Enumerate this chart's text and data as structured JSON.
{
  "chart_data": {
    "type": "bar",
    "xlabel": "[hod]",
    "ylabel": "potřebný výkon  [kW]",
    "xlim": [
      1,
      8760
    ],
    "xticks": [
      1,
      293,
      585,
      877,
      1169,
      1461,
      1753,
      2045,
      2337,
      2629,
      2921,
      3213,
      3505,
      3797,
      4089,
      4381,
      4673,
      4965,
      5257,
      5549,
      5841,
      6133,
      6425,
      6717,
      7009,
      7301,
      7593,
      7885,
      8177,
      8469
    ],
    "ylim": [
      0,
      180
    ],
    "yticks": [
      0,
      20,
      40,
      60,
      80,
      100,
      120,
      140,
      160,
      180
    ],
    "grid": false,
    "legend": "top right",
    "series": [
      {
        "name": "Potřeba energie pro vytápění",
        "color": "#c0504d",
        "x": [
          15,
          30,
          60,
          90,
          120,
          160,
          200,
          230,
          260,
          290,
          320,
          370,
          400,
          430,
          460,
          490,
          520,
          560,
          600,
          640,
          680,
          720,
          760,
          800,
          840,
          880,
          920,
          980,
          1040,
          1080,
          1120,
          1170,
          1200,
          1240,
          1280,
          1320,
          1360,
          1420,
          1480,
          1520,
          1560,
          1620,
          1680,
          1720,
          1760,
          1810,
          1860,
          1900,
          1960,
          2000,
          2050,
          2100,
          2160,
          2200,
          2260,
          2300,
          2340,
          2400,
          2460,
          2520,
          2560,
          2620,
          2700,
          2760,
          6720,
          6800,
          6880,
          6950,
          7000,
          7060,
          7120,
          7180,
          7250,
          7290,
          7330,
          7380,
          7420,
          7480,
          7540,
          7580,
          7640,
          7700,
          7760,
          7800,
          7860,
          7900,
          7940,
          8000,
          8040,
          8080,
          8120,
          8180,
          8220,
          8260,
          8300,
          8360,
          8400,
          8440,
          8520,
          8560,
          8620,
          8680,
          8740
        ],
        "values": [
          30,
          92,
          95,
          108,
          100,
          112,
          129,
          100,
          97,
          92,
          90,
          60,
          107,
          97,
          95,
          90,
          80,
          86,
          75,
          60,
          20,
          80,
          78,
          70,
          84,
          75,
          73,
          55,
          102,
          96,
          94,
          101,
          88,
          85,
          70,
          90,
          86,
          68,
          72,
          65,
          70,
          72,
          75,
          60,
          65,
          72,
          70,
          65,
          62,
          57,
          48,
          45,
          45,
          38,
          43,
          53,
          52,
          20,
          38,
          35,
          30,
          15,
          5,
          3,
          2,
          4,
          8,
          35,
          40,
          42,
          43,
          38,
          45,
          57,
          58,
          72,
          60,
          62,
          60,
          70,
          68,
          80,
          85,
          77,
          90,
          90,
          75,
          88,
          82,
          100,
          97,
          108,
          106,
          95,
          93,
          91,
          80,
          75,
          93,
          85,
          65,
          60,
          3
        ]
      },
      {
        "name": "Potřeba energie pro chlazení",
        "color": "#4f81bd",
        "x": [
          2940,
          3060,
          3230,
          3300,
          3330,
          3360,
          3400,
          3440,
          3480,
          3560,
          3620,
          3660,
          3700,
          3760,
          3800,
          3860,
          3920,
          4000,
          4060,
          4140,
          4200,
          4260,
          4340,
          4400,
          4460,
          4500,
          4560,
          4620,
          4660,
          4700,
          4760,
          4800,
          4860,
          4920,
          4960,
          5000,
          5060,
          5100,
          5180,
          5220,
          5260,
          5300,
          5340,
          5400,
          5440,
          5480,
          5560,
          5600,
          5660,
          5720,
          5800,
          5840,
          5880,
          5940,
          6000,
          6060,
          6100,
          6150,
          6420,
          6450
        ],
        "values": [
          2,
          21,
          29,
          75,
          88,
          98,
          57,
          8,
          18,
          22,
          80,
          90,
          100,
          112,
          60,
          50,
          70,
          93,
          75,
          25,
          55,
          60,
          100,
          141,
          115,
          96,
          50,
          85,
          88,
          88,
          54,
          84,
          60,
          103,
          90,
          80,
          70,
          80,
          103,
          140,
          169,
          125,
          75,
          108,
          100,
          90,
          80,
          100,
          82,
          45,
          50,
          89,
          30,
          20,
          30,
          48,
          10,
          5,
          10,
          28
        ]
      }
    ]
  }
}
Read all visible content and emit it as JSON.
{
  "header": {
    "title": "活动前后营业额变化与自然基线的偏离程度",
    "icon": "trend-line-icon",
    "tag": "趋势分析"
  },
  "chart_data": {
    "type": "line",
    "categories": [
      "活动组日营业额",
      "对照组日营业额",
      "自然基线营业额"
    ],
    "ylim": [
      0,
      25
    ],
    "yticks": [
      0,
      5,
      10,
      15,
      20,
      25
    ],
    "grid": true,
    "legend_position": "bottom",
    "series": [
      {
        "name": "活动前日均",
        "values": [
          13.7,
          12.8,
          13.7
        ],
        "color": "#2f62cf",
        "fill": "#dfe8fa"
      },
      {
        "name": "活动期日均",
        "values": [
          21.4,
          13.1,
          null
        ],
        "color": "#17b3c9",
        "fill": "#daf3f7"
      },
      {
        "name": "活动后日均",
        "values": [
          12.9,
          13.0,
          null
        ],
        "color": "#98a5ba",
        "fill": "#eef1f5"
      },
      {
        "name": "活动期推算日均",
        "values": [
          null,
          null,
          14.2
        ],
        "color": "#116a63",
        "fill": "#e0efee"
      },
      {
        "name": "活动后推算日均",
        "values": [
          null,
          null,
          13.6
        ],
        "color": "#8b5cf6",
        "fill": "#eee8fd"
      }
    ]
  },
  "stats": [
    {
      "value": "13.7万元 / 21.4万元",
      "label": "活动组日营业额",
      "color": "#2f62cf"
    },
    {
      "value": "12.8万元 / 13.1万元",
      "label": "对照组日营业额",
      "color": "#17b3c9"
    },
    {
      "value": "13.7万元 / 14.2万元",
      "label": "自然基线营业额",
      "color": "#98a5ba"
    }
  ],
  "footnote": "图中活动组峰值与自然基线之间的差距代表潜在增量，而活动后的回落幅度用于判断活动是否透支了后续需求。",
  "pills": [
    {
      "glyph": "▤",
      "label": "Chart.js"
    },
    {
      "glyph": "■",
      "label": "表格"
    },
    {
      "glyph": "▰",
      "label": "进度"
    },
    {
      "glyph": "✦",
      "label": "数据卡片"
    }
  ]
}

▶ _Work to do_
Go through the listing above and list every line that has the word "energie".

▶ _Solution to the exercise_
        "name": "Potřeba energie pro vytápění",
        "name": "Potřeba energie pro chlazení",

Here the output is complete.